This is a continuation-in-part of patent application Ser. No. 134,599 filed Dec. 16, 1987, now abandoned, which was a continuation of patent application Ser. No. 741,599 filed Feb. 19, 1985, now abandoned.

INTRODUCTION Technical Field

The present invention is directed to a glass composition which has a certain neutral blue body color. The glass composition is nickel ion-free, such that it can be tempered without breakage at sites where nickel stones might otherwise exist.


Glass compositions having various body colors are used, for example, by architects in glazing buildings. Normally, the color selected by the architect serves several functions. A first function of the color is to make the glass aesthetically pleasing when viewed from the exterior of a building. Aesthetics will determine the acceptability of a desired particular glass color and, in part, the desired intensity of the color. A second function is to reduce the amount of heat absorbed from the exterior of the building to the interior of the building, so that the air conditioning load in the building is reduced. Generally, more color added to glass results in greater heat absorption. In addition, while color may readily be added to glass to serve these functions, the glass when colored still must have an appropriate visible light transmission value. Also, the glass must be structurally sound.

----

Please state which property of the glass composition described in the text allows it to be tempered without breakage.

----

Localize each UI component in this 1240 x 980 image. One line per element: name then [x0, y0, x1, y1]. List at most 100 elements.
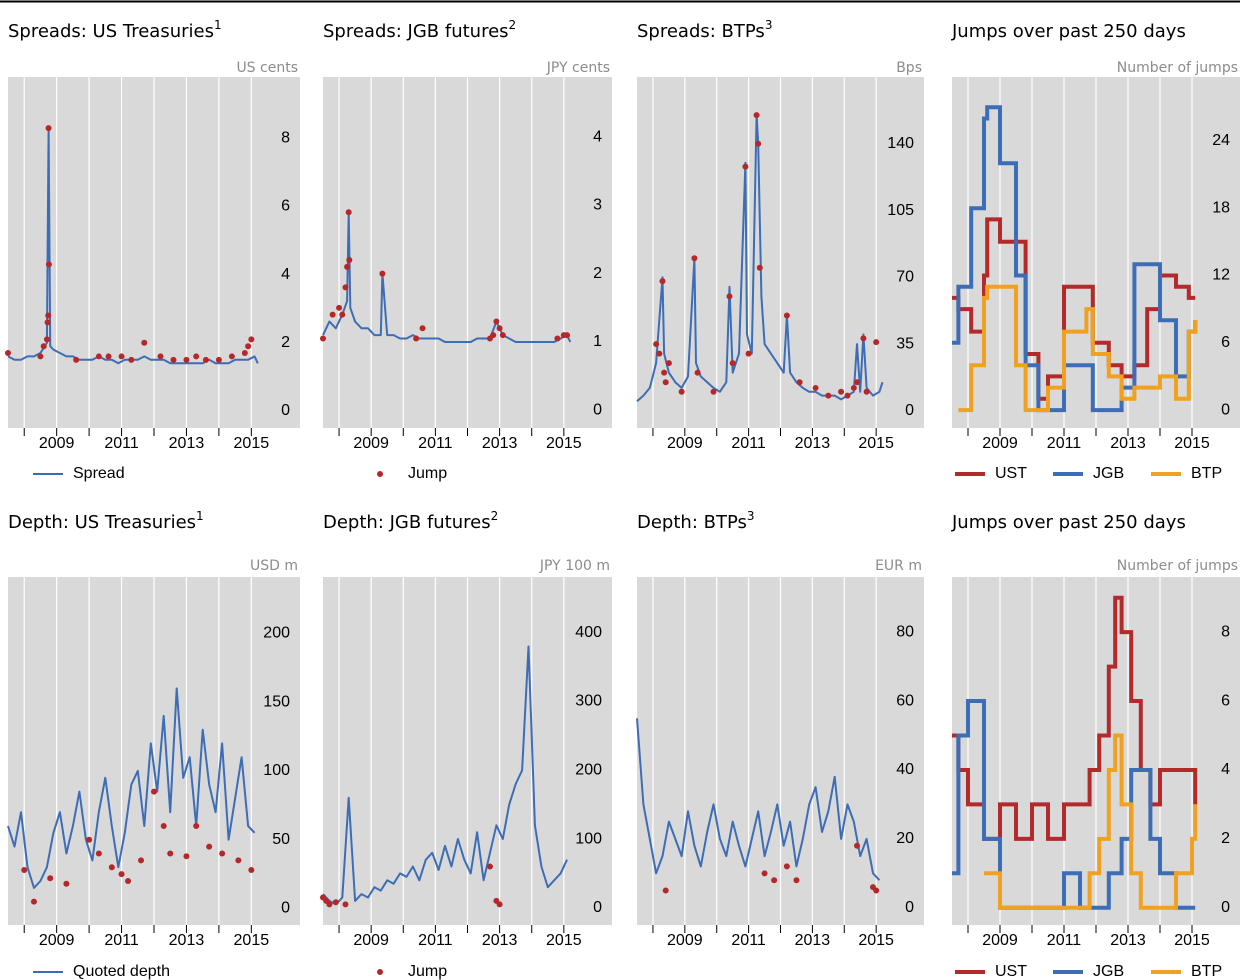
x-tick-label: 2011 — [418, 435, 453, 452]
y-tick-label: 100 — [263, 762, 290, 779]
jump-point — [95, 850, 102, 857]
jump-point — [496, 901, 503, 908]
x-tick-label: 2009 — [39, 932, 75, 949]
title-note: 2 — [509, 18, 517, 32]
jump-point — [345, 209, 352, 216]
jump-point — [490, 332, 497, 339]
jump-point — [45, 261, 52, 268]
y-tick-label: 105 — [887, 202, 914, 219]
x-tick-label: 2011 — [1047, 932, 1082, 949]
jump-point — [755, 140, 762, 147]
jump-point — [825, 392, 832, 399]
x-tick-label: 2009 — [982, 435, 1018, 452]
jump-point — [691, 255, 698, 262]
jump-point — [653, 341, 660, 348]
jump-point — [44, 319, 51, 326]
y-tick-label: 20 — [896, 830, 914, 847]
jump-point — [45, 312, 52, 319]
jump-point — [245, 343, 252, 350]
jump-point — [771, 877, 778, 884]
jump-point — [43, 336, 50, 343]
y-tick-label: 12 — [1212, 267, 1230, 284]
unit-label: US cents — [236, 60, 298, 76]
x-tick-label: 2013 — [1110, 932, 1146, 949]
jump-point — [193, 353, 200, 360]
jump-point — [339, 311, 346, 318]
legend-label: BTP — [1191, 465, 1222, 482]
y-tick-label: 4 — [281, 266, 290, 283]
jump-point — [860, 335, 867, 342]
x-tick-label: 2013 — [482, 932, 518, 949]
jump-point — [694, 369, 701, 376]
unit-label: EUR m — [875, 558, 922, 574]
jump-point — [796, 379, 803, 386]
jump-point — [661, 369, 668, 376]
x-tick-label: 2015 — [1174, 932, 1210, 949]
title-note: 3 — [747, 509, 755, 523]
jump-point — [850, 384, 857, 391]
y-tick-label: 0 — [1221, 401, 1230, 418]
jump-point — [486, 863, 493, 870]
jump-point — [202, 356, 209, 363]
jump-point — [662, 379, 669, 386]
jump-point — [160, 822, 167, 829]
jump-point — [183, 356, 190, 363]
jump-point — [678, 388, 685, 395]
jump-point — [73, 356, 80, 363]
y-tick-label: 50 — [272, 831, 290, 848]
x-tick-label: 2013 — [169, 932, 205, 949]
x-tick-label: 2011 — [104, 435, 139, 452]
legend-label: Quoted depth — [73, 963, 170, 980]
chart-title: Depth: US Treasuries1 — [8, 509, 204, 534]
chart-title: Jumps over past 250 days — [951, 21, 1186, 42]
jump-point — [419, 325, 426, 332]
y-tick-label: 8 — [281, 130, 290, 147]
jump-point — [329, 311, 336, 318]
y-tick-label: 4 — [1221, 761, 1230, 778]
jump-point — [332, 899, 339, 906]
x-tick-label: 2011 — [731, 435, 766, 452]
chart-title: Spreads: BTPs3 — [637, 18, 772, 43]
jump-point — [63, 880, 70, 887]
series-line — [958, 284, 1198, 413]
x-tick-label: 2013 — [795, 932, 831, 949]
jump-point — [346, 257, 353, 264]
y-tick-label: 300 — [575, 693, 602, 710]
jump-point — [344, 263, 351, 270]
x-tick-label: 2015 — [234, 435, 270, 452]
legend-label: JGB — [1093, 465, 1124, 482]
jump-point — [40, 343, 47, 350]
x-tick-label: 2013 — [482, 435, 518, 452]
y-tick-label: 3 — [593, 197, 602, 214]
jump-point — [138, 857, 145, 864]
x-tick-label: 2011 — [104, 932, 139, 949]
legend-label: JGB — [1093, 963, 1124, 980]
x-tick-label: 2011 — [418, 932, 453, 949]
y-tick-label: 70 — [896, 269, 914, 286]
jump-point — [812, 384, 819, 391]
jump-point — [756, 264, 763, 271]
jump-point — [726, 293, 733, 300]
chart-title: Spreads: JGB futures2 — [323, 18, 516, 43]
jump-point — [151, 788, 157, 795]
jump-point — [493, 318, 500, 325]
series-line — [7, 127, 259, 365]
series-line — [636, 718, 881, 881]
title-note: 1 — [214, 18, 222, 32]
y-tick-label: 1 — [593, 333, 602, 350]
jump-point — [838, 388, 845, 395]
jump-point — [783, 312, 790, 319]
title-note: 2 — [491, 509, 499, 523]
y-tick-label: 0 — [593, 899, 602, 916]
x-tick-label: 2009 — [667, 435, 703, 452]
legend-label: Spread — [73, 465, 125, 482]
y-tick-label: 2 — [593, 265, 602, 282]
y-tick-label: 0 — [281, 402, 290, 419]
x-tick-label: 2009 — [982, 932, 1018, 949]
jump-point — [21, 866, 28, 873]
jump-point — [228, 353, 235, 360]
jump-point — [742, 163, 749, 170]
jump-point — [320, 335, 326, 342]
unit-label: Number of jumps — [1117, 60, 1238, 76]
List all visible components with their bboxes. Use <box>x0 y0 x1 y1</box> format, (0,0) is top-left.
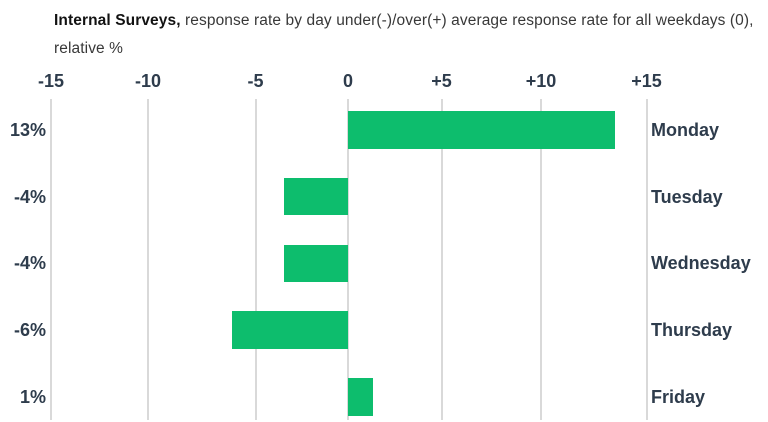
chart-title: Internal Surveys, response rate by day u… <box>54 7 754 63</box>
bar <box>348 111 615 149</box>
axis-tick-label: +10 <box>525 71 557 91</box>
bar <box>283 177 348 216</box>
axis-tick-label: -15 <box>37 71 64 91</box>
bar <box>348 378 374 416</box>
gridline <box>347 99 349 420</box>
category-label: Thursday <box>651 320 733 341</box>
axis-tick-label: -10 <box>134 71 161 91</box>
category-label: Monday <box>651 119 720 140</box>
gridline <box>540 99 542 420</box>
axis-tick-label: 0 <box>342 71 353 91</box>
axis-tick-label: -5 <box>247 71 264 91</box>
bar-value-label: 13% <box>9 119 46 140</box>
axis-tick-label: +15 <box>631 71 662 91</box>
gridline <box>645 99 648 420</box>
gridline <box>440 99 443 420</box>
bar-value-label: -6% <box>13 320 46 341</box>
category-label: Tuesday <box>651 186 723 207</box>
bar-value-label: 1% <box>19 386 46 407</box>
category-label: Wednesday <box>651 253 751 274</box>
bar <box>232 311 348 349</box>
bar-value-label: -4% <box>13 186 46 207</box>
bar-value-label: -4% <box>13 253 46 274</box>
gridline <box>147 99 149 420</box>
gridline <box>50 99 52 420</box>
bar <box>283 244 348 283</box>
axis-tick-label: +5 <box>431 71 452 91</box>
category-label: Friday <box>651 386 706 407</box>
chart-title-bold: Internal Surveys, <box>54 12 181 29</box>
gridline <box>254 99 257 420</box>
chart-title-regular: response rate by day under(-)/over(+) av… <box>54 12 754 57</box>
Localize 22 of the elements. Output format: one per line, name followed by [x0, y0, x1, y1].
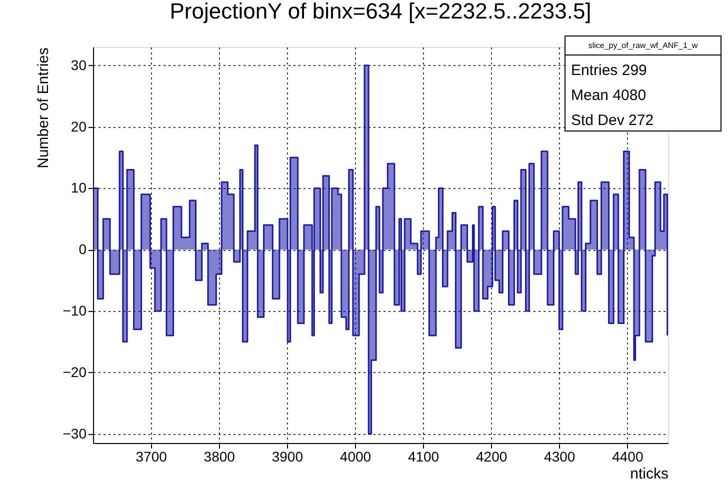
x-tick-label: 3900 — [272, 448, 304, 464]
y-tick-label: 0 — [78, 241, 87, 258]
x-tick-label: 4300 — [544, 448, 576, 464]
annotation: Std Dev 272 — [571, 112, 654, 129]
annotation: Mean 4080 — [571, 87, 646, 104]
x-tick-label: 3700 — [136, 448, 168, 464]
x-tick-label: 3800 — [204, 448, 236, 464]
chart-title: ProjectionY of binx=634 [x=2232.5..2233.5] — [170, 0, 592, 24]
y-tick-label: 10 — [70, 180, 87, 196]
y-tick-label: −30 — [62, 425, 87, 442]
x-tick-label: 4400 — [612, 448, 644, 464]
y-axis-title: Number of Entries — [34, 48, 52, 168]
y-tick-label: 20 — [70, 118, 87, 134]
y-tick-label: −10 — [62, 302, 87, 318]
annotation: Entries 299 — [571, 62, 647, 79]
y-tick-label: 30 — [70, 56, 87, 73]
annotation: slice_py_of_raw_wf_ANF_1_w — [588, 41, 698, 50]
x-axis-title: nticks — [630, 466, 668, 482]
x-tick-label: 4200 — [476, 448, 508, 464]
x-tick-label: 4000 — [340, 448, 372, 464]
x-tick-label: 4100 — [408, 448, 440, 464]
y-tick-label: −20 — [62, 364, 87, 380]
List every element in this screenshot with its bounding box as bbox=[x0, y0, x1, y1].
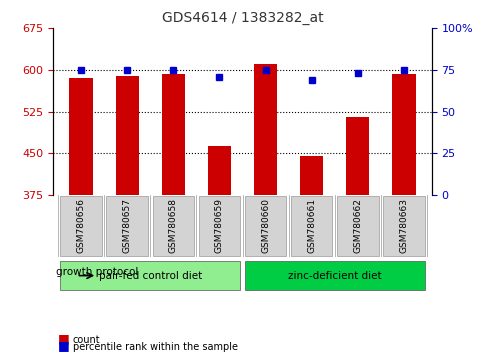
Text: percentile rank within the sample: percentile rank within the sample bbox=[73, 342, 237, 352]
FancyBboxPatch shape bbox=[152, 196, 194, 256]
FancyBboxPatch shape bbox=[336, 196, 378, 256]
Text: GSM780656: GSM780656 bbox=[76, 198, 85, 253]
Bar bbox=[115, 75, 138, 195]
FancyBboxPatch shape bbox=[198, 196, 240, 256]
FancyBboxPatch shape bbox=[60, 261, 240, 290]
Text: pair-fed control diet: pair-fed control diet bbox=[98, 270, 201, 281]
Bar bbox=[392, 74, 415, 195]
Bar bbox=[346, 117, 369, 195]
Title: GDS4614 / 1383282_at: GDS4614 / 1383282_at bbox=[161, 11, 323, 24]
Text: GSM780660: GSM780660 bbox=[260, 198, 270, 253]
Text: GSM780662: GSM780662 bbox=[353, 198, 362, 253]
Bar bbox=[208, 146, 230, 195]
Text: growth protocol: growth protocol bbox=[56, 267, 138, 277]
Text: GSM780658: GSM780658 bbox=[168, 198, 178, 253]
FancyBboxPatch shape bbox=[244, 261, 424, 290]
Text: zinc-deficient diet: zinc-deficient diet bbox=[287, 270, 381, 281]
Text: GSM780661: GSM780661 bbox=[306, 198, 316, 253]
Bar bbox=[69, 78, 92, 195]
FancyBboxPatch shape bbox=[290, 196, 332, 256]
FancyBboxPatch shape bbox=[106, 196, 148, 256]
Bar bbox=[300, 156, 322, 195]
Text: GSM780663: GSM780663 bbox=[399, 198, 408, 253]
Bar bbox=[254, 64, 276, 195]
FancyBboxPatch shape bbox=[244, 196, 286, 256]
Text: GSM780657: GSM780657 bbox=[122, 198, 131, 253]
Text: count: count bbox=[73, 335, 100, 345]
FancyBboxPatch shape bbox=[382, 196, 424, 256]
Text: ■: ■ bbox=[58, 339, 70, 352]
Text: GSM780659: GSM780659 bbox=[214, 198, 224, 253]
Text: ■: ■ bbox=[58, 332, 70, 345]
Bar bbox=[162, 74, 184, 195]
FancyBboxPatch shape bbox=[60, 196, 102, 256]
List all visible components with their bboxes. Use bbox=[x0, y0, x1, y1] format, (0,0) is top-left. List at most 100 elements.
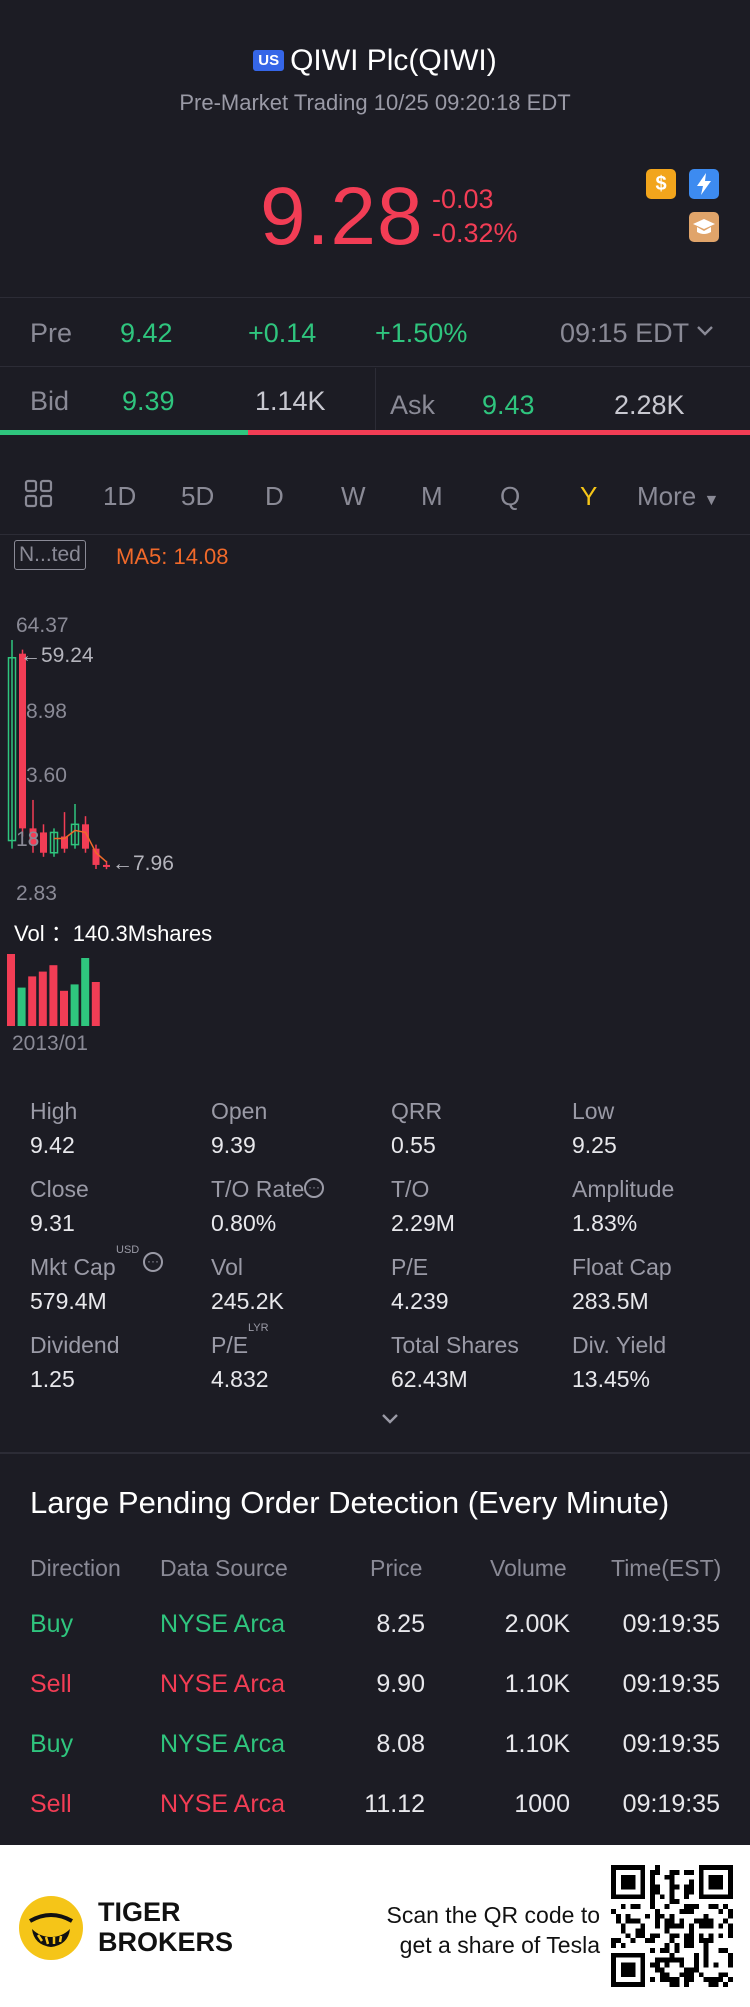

----

■ COMPLETE OUTPUT
It is free of nickel ions.